To be done: Pull out each line of the data below that contains the string "panel", treating uppercase and lowercase as different.
* BEGIN Items *
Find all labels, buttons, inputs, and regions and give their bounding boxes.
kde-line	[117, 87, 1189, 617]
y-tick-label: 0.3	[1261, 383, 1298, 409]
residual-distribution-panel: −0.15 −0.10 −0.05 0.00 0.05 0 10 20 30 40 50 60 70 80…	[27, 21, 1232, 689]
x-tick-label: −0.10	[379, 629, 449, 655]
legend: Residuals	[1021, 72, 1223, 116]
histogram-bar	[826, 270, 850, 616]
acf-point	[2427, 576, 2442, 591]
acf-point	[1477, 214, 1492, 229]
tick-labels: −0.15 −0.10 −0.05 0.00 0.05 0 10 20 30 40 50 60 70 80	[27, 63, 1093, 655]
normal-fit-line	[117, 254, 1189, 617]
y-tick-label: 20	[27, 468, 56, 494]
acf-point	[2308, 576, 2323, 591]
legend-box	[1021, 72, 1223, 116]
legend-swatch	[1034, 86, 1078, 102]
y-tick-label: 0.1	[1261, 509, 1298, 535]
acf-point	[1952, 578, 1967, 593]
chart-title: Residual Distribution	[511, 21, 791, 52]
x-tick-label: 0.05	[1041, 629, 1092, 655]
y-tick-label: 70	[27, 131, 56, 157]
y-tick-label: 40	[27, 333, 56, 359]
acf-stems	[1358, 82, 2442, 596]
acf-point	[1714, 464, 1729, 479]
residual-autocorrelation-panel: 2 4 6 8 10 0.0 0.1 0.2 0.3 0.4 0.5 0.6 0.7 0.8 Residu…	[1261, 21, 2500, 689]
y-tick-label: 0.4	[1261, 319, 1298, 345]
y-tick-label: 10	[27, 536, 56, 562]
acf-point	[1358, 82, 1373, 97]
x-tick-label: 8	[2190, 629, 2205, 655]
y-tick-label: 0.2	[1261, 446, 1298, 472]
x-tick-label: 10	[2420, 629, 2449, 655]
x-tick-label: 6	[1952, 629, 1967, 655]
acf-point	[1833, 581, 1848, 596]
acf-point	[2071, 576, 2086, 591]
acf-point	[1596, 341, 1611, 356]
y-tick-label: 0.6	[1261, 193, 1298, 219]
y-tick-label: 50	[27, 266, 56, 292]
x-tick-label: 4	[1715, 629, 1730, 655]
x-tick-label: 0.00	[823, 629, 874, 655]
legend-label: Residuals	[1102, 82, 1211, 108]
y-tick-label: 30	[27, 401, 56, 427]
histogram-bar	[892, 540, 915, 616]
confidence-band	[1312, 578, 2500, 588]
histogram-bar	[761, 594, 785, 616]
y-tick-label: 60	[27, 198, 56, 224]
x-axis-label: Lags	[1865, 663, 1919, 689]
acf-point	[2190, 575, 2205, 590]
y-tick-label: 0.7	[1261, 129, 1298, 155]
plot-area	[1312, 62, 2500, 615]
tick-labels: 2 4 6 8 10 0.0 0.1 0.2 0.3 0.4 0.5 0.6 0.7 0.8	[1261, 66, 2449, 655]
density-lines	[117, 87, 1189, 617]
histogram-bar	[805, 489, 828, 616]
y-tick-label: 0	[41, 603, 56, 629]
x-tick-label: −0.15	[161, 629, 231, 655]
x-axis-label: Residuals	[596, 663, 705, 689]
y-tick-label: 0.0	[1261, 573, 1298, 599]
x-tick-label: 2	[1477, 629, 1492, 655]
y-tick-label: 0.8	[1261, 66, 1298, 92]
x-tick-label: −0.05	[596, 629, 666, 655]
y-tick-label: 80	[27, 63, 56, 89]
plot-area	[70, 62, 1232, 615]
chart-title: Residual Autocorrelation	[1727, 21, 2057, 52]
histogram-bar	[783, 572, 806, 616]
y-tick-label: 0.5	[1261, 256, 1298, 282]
* END Items *
The result:
residual-distribution-panel: −0.15 −0.10 −0.05 0.00 0.05 0 10 20 30 40 50 60 70 80…	[27, 21, 1232, 689]
residual-autocorrelation-panel: 2 4 6 8 10 0.0 0.1 0.2 0.3 0.4 0.5 0.6 0.7 0.8 Residu…	[1261, 21, 2500, 689]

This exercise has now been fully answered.